*PROVIDED RECORDS*
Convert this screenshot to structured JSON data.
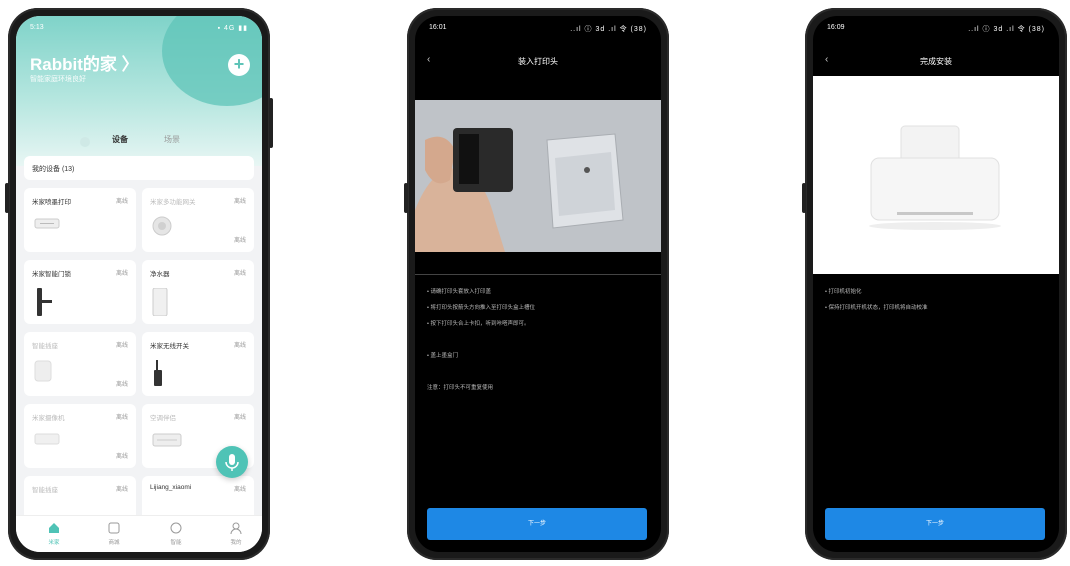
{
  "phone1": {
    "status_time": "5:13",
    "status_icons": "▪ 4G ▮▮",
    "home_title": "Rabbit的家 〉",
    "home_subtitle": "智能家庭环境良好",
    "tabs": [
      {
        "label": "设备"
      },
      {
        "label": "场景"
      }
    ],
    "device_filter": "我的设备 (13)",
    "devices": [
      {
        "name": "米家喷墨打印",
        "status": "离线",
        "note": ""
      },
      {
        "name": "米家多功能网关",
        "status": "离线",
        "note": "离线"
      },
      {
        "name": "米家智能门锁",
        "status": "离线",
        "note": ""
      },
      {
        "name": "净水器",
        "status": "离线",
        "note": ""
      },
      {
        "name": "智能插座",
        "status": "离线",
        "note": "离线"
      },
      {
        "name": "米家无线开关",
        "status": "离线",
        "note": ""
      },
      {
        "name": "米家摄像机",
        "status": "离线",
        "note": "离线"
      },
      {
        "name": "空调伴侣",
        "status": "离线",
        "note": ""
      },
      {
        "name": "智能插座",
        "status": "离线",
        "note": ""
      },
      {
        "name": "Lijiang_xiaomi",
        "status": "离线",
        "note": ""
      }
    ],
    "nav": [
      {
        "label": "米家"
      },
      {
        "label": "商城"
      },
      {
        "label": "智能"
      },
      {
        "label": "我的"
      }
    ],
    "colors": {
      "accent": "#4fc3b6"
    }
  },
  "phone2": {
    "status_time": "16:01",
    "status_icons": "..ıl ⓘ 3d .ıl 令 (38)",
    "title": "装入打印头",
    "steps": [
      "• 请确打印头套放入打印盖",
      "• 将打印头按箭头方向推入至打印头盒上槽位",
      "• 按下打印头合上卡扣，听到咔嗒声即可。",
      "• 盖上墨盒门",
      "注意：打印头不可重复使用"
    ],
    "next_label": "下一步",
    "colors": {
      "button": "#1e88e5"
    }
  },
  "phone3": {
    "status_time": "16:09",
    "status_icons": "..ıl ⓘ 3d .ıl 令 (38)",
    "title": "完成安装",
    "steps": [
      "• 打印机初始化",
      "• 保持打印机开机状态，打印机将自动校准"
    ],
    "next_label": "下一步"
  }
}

---

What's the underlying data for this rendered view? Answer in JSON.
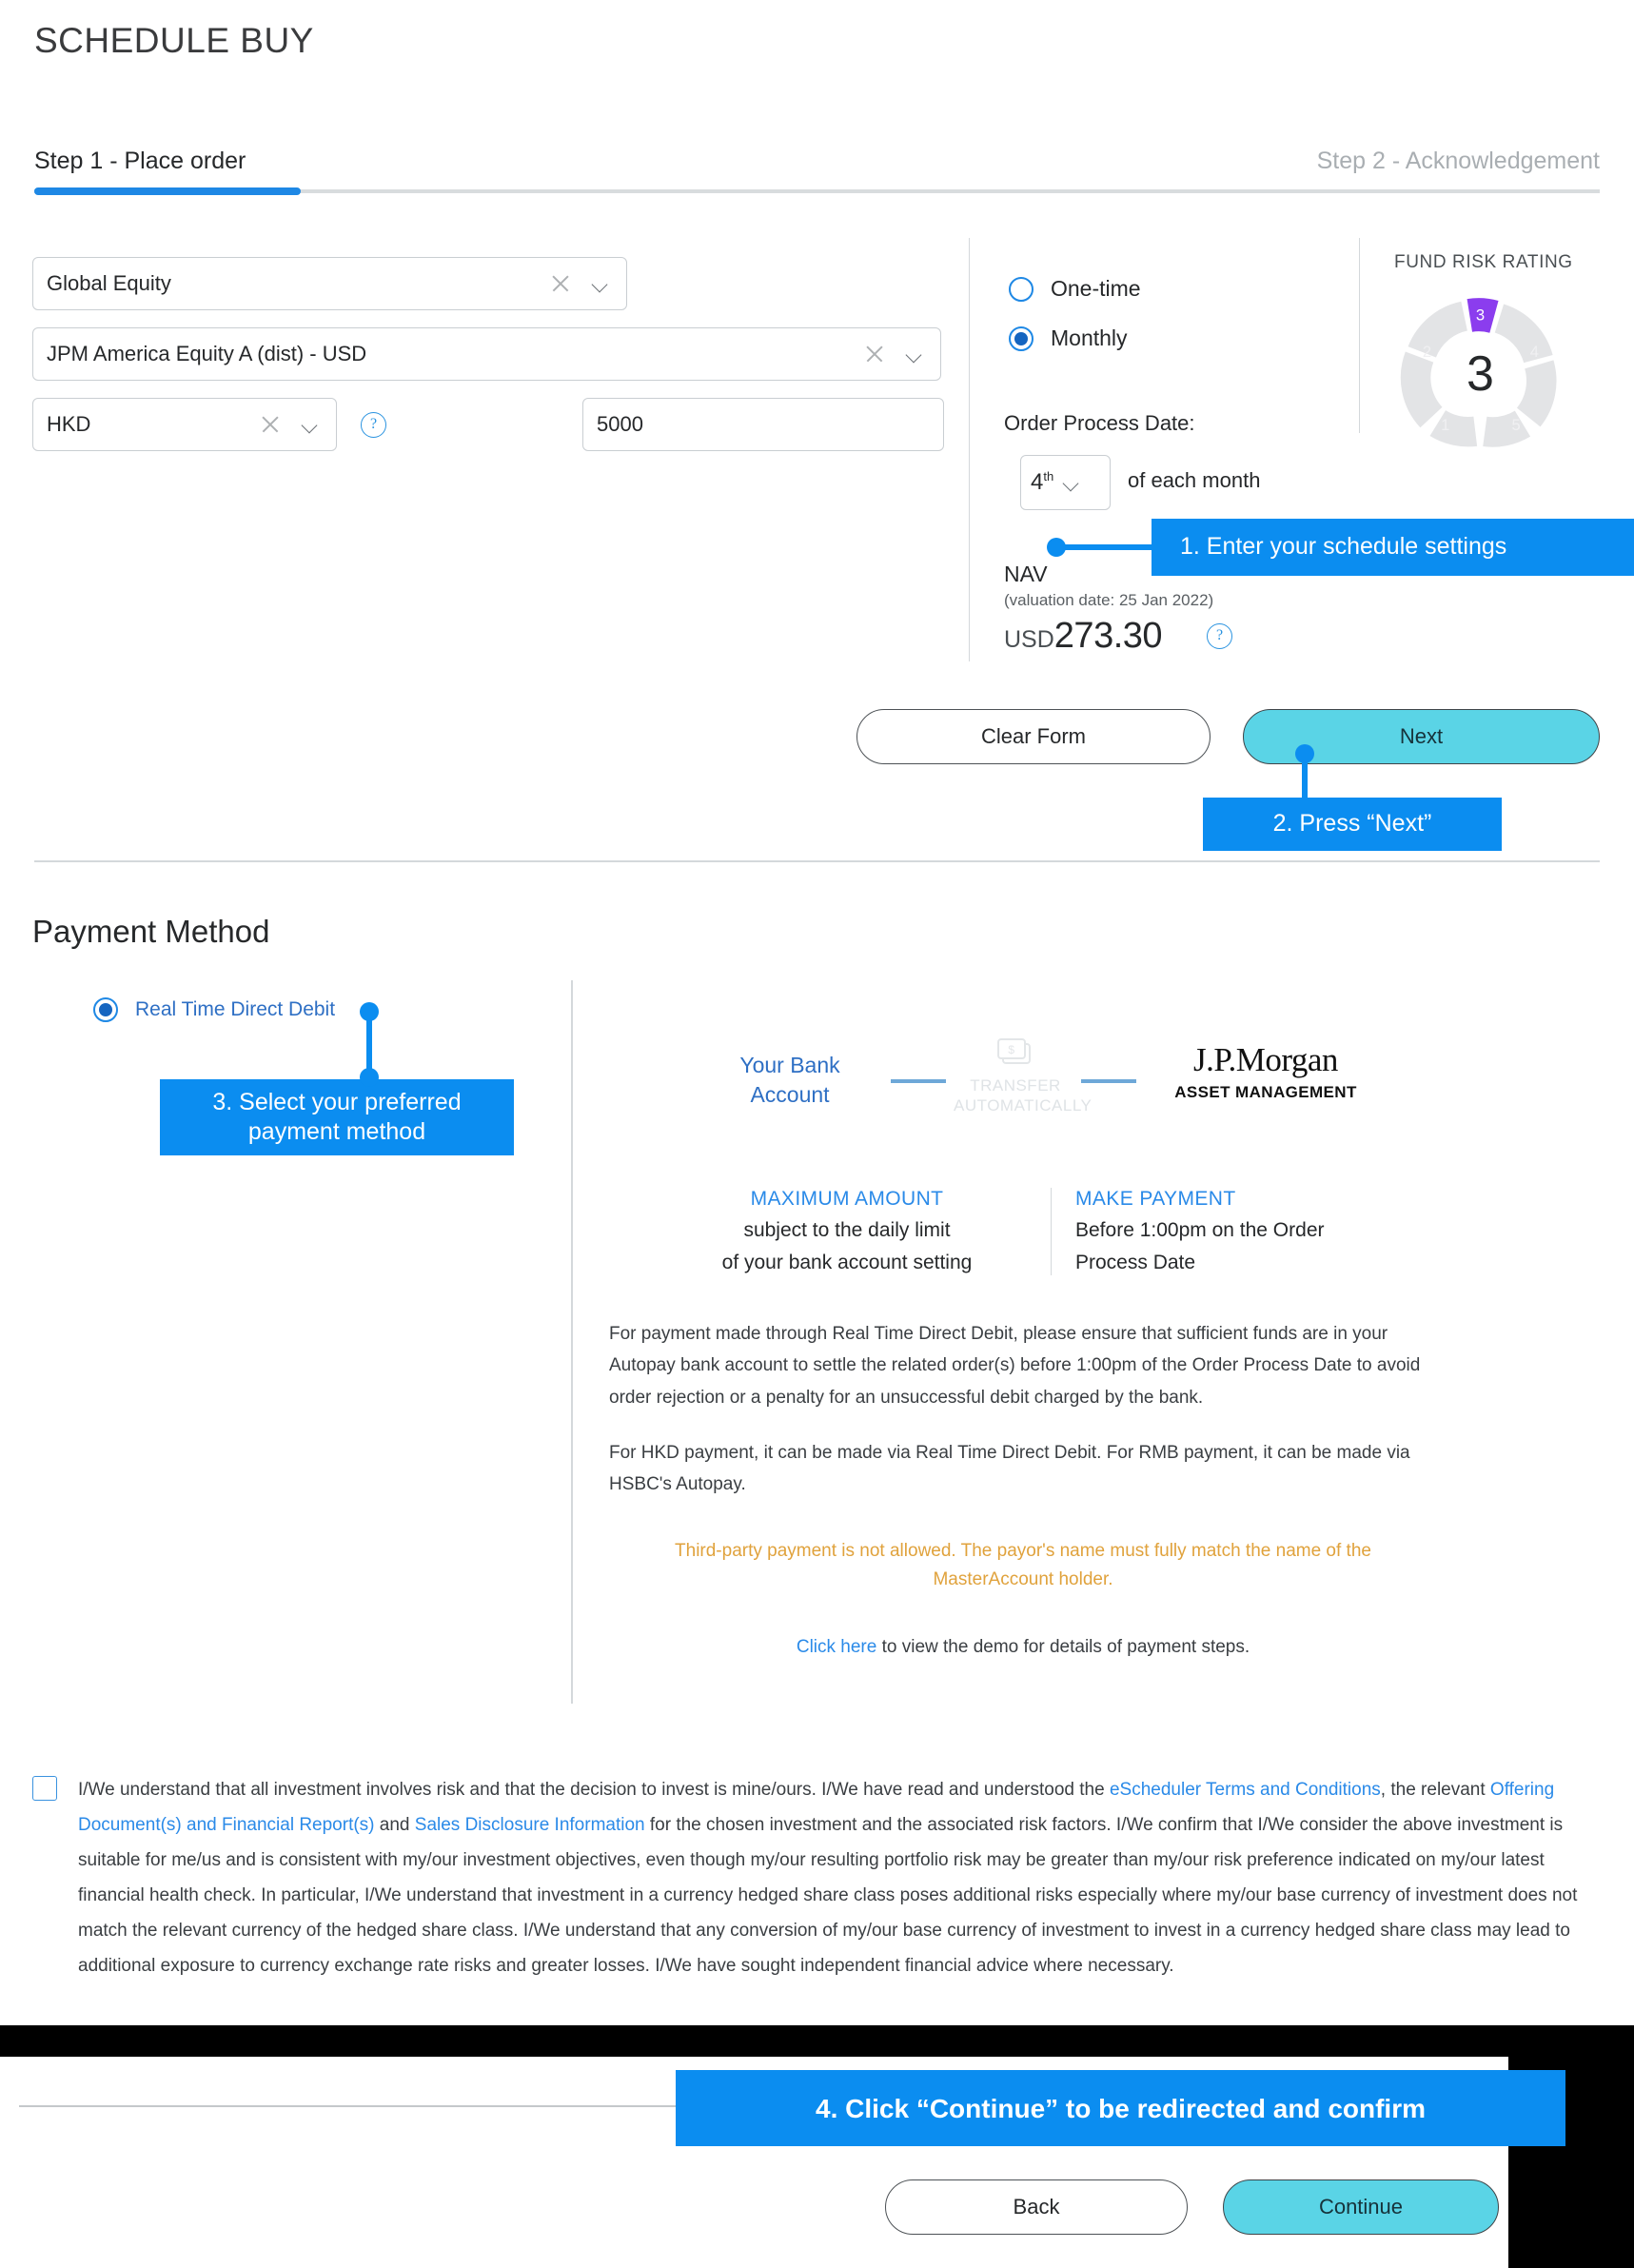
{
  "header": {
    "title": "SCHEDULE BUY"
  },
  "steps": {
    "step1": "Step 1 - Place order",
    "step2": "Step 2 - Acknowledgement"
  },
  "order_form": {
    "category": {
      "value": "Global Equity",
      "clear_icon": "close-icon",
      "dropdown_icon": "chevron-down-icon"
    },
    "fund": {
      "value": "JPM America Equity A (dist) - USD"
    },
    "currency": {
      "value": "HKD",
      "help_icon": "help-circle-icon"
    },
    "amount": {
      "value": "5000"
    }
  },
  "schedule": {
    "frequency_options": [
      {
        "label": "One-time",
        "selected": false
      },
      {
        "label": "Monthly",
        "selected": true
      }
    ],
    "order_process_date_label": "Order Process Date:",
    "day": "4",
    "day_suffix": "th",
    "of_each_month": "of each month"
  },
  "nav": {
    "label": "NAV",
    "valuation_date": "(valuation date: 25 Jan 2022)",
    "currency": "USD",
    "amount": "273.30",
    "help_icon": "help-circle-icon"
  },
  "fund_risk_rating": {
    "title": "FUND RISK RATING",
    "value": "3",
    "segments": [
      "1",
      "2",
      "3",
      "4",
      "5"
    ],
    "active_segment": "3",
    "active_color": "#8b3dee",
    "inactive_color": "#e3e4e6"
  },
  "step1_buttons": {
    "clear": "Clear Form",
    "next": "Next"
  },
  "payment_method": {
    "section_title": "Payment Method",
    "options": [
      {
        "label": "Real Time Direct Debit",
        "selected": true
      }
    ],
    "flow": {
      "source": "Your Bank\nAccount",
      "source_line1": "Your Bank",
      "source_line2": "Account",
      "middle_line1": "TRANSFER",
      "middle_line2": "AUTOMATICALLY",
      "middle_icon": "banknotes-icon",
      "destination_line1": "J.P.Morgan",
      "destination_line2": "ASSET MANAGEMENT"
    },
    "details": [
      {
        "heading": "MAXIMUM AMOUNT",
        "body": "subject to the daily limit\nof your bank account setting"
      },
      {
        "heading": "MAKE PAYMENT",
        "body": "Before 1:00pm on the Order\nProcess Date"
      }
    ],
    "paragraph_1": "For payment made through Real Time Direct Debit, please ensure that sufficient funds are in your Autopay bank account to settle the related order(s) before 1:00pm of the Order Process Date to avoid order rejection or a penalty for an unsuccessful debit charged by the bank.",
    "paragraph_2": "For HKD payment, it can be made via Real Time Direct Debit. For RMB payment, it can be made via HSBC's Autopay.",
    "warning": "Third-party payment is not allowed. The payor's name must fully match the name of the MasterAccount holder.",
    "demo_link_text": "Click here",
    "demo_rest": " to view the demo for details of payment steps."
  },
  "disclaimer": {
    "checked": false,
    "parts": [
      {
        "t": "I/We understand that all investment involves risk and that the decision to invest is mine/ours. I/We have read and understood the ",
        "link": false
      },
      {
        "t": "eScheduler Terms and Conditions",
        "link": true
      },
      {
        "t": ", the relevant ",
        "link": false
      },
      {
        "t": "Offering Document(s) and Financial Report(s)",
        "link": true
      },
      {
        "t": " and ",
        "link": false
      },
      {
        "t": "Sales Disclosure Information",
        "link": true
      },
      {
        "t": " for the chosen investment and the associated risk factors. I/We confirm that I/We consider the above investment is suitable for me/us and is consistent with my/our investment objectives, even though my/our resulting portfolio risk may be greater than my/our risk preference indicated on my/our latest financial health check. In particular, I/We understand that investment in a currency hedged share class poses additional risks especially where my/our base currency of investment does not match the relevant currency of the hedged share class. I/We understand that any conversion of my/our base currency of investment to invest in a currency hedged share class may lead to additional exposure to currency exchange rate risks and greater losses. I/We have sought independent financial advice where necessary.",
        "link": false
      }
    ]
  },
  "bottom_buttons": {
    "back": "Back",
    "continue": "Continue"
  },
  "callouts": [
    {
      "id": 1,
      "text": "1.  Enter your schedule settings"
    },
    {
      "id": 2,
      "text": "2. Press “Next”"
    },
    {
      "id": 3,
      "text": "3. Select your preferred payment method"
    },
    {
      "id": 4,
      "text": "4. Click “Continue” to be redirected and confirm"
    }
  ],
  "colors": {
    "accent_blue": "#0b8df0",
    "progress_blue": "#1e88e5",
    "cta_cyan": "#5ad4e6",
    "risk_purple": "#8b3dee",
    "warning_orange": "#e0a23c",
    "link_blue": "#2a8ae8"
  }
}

* * *

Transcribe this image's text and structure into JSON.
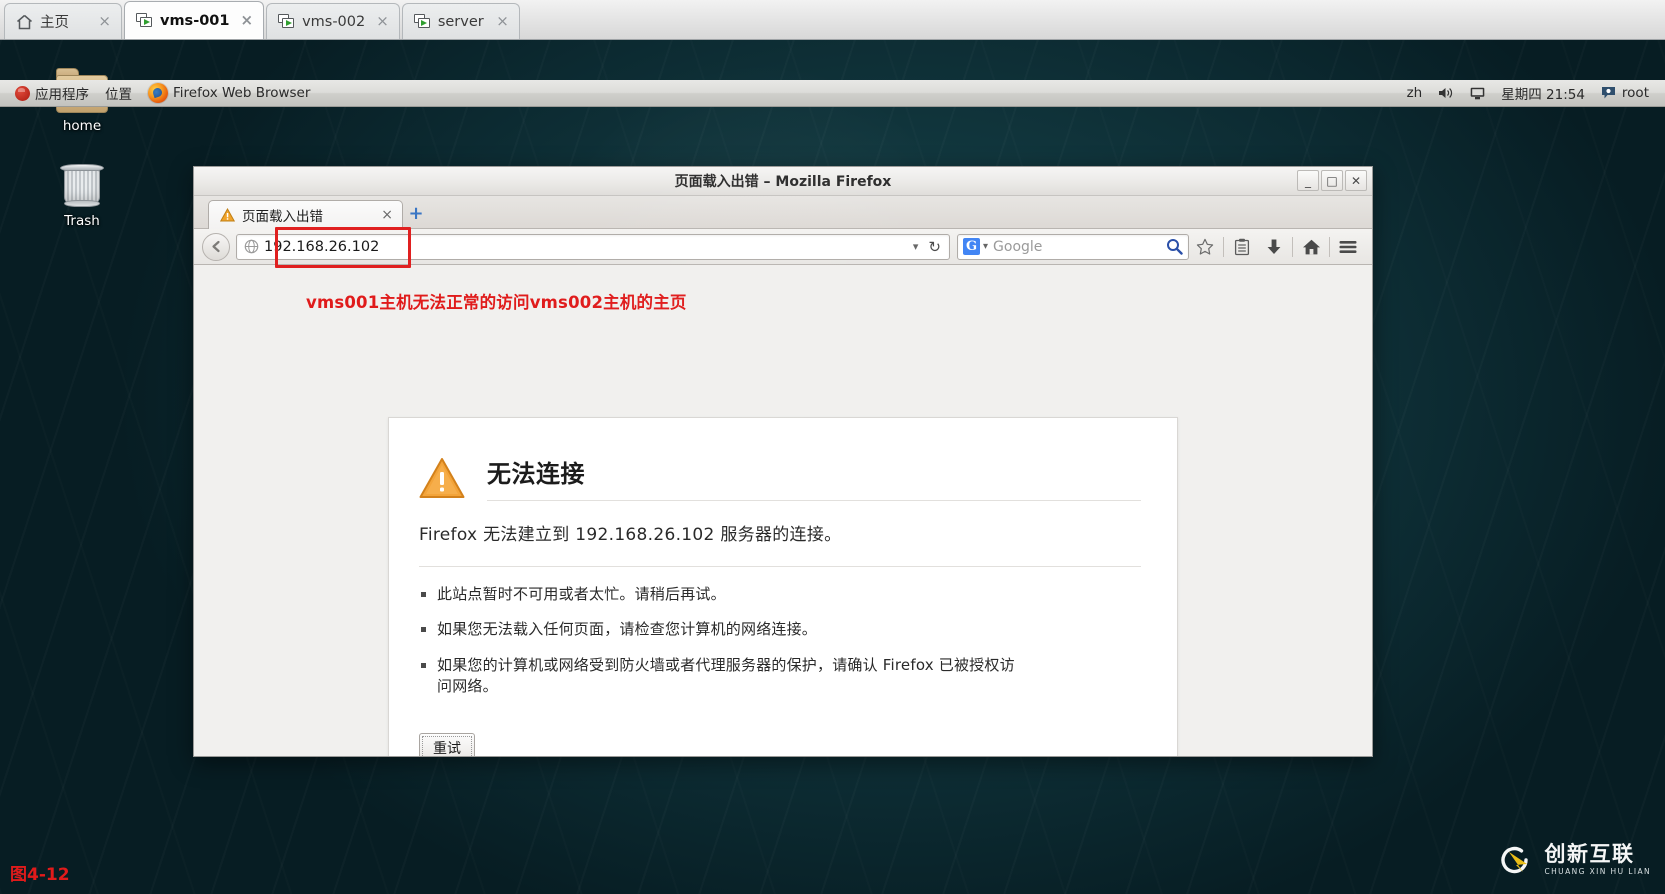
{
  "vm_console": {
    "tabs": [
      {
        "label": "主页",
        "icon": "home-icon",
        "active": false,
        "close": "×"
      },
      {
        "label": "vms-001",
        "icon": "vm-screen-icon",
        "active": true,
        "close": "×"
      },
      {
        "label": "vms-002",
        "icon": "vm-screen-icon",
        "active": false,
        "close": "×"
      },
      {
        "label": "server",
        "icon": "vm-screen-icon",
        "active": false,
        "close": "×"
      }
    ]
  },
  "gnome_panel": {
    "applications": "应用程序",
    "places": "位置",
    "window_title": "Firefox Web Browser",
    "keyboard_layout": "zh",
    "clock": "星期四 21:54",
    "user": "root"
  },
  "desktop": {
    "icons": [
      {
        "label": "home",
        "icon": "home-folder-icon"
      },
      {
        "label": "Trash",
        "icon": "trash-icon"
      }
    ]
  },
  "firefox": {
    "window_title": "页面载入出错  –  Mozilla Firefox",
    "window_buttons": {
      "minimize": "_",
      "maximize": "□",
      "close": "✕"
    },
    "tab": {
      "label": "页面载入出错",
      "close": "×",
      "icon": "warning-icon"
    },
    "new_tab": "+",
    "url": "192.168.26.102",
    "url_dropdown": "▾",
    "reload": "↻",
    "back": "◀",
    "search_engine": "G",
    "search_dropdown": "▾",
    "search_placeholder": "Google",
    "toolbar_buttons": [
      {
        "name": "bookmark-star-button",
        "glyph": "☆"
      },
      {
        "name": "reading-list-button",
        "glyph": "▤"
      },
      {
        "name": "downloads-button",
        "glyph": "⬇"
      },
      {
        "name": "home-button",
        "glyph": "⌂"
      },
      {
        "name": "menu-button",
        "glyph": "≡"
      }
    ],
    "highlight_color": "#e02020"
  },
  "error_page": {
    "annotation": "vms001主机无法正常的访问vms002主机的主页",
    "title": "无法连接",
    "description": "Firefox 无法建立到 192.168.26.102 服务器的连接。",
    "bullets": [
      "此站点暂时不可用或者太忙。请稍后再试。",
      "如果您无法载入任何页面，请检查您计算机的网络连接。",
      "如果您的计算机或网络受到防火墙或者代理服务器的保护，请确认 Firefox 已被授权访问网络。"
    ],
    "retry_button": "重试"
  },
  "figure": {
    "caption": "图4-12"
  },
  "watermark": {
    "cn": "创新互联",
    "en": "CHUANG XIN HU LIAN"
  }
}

*WHAT YOU SHOULD DO*
Report the number of lines above containing the word "value", with no other text.

*PROBLEM SOLUTION*
5